Instructions for the task – Omit the images, then print each record below exactly as it reads.

Data shown –

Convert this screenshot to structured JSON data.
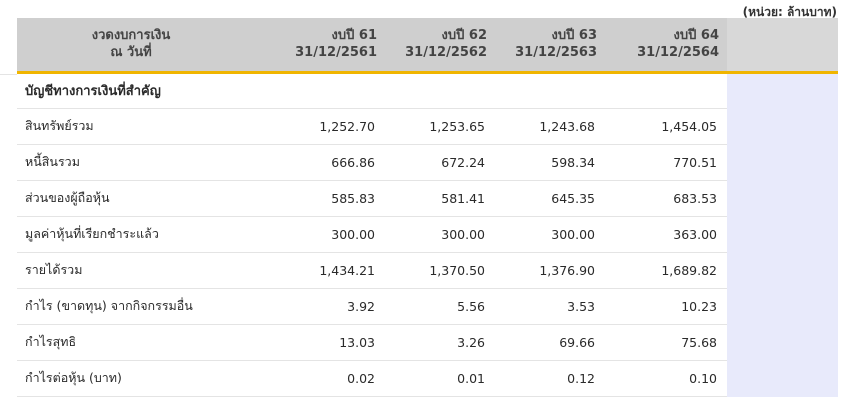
{
  "unit_note": "(หน่วย: ล้านบาท)",
  "header": {
    "label_line1": "งวดงบการเงิน",
    "label_line2": "ณ วันที่",
    "years": [
      {
        "name": "งบปี 61",
        "date": "31/12/2561"
      },
      {
        "name": "งบปี 62",
        "date": "31/12/2562"
      },
      {
        "name": "งบปี 63",
        "date": "31/12/2563"
      },
      {
        "name": "งบปี 64",
        "date": "31/12/2564"
      }
    ]
  },
  "section_title": "บัญชีทางการเงินที่สำคัญ",
  "rows": [
    {
      "label": "สินทรัพย์รวม",
      "values": [
        "1,252.70",
        "1,253.65",
        "1,243.68",
        "1,454.05"
      ]
    },
    {
      "label": "หนี้สินรวม",
      "values": [
        "666.86",
        "672.24",
        "598.34",
        "770.51"
      ]
    },
    {
      "label": "ส่วนของผู้ถือหุ้น",
      "values": [
        "585.83",
        "581.41",
        "645.35",
        "683.53"
      ]
    },
    {
      "label": "มูลค่าหุ้นที่เรียกชำระแล้ว",
      "values": [
        "300.00",
        "300.00",
        "300.00",
        "363.00"
      ]
    },
    {
      "label": "รายได้รวม",
      "values": [
        "1,434.21",
        "1,370.50",
        "1,376.90",
        "1,689.82"
      ]
    },
    {
      "label": "กำไร (ขาดทุน) จากกิจกรรมอื่น",
      "values": [
        "3.92",
        "5.56",
        "3.53",
        "10.23"
      ]
    },
    {
      "label": "กำไรสุทธิ",
      "values": [
        "13.03",
        "3.26",
        "69.66",
        "75.68"
      ]
    },
    {
      "label": "กำไรต่อหุ้น (บาท)",
      "values": [
        "0.02",
        "0.01",
        "0.12",
        "0.10"
      ]
    }
  ]
}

Response to this exercise –
Convert this screenshot to structured JSON data.
{
  "unit_note": "(หน่วย: ล้านบาท)",
  "header": {
    "label_line1": "งวดงบการเงิน",
    "label_line2": "ณ วันที่",
    "years": [
      {
        "name": "งบปี 61",
        "date": "31/12/2561"
      },
      {
        "name": "งบปี 62",
        "date": "31/12/2562"
      },
      {
        "name": "งบปี 63",
        "date": "31/12/2563"
      },
      {
        "name": "งบปี 64",
        "date": "31/12/2564"
      }
    ]
  },
  "section_title": "บัญชีทางการเงินที่สำคัญ",
  "rows": [
    {
      "label": "สินทรัพย์รวม",
      "values": [
        "1,252.70",
        "1,253.65",
        "1,243.68",
        "1,454.05"
      ]
    },
    {
      "label": "หนี้สินรวม",
      "values": [
        "666.86",
        "672.24",
        "598.34",
        "770.51"
      ]
    },
    {
      "label": "ส่วนของผู้ถือหุ้น",
      "values": [
        "585.83",
        "581.41",
        "645.35",
        "683.53"
      ]
    },
    {
      "label": "มูลค่าหุ้นที่เรียกชำระแล้ว",
      "values": [
        "300.00",
        "300.00",
        "300.00",
        "363.00"
      ]
    },
    {
      "label": "รายได้รวม",
      "values": [
        "1,434.21",
        "1,370.50",
        "1,376.90",
        "1,689.82"
      ]
    },
    {
      "label": "กำไร (ขาดทุน) จากกิจกรรมอื่น",
      "values": [
        "3.92",
        "5.56",
        "3.53",
        "10.23"
      ]
    },
    {
      "label": "กำไรสุทธิ",
      "values": [
        "13.03",
        "3.26",
        "69.66",
        "75.68"
      ]
    },
    {
      "label": "กำไรต่อหุ้น (บาท)",
      "values": [
        "0.02",
        "0.01",
        "0.12",
        "0.10"
      ]
    }
  ]
}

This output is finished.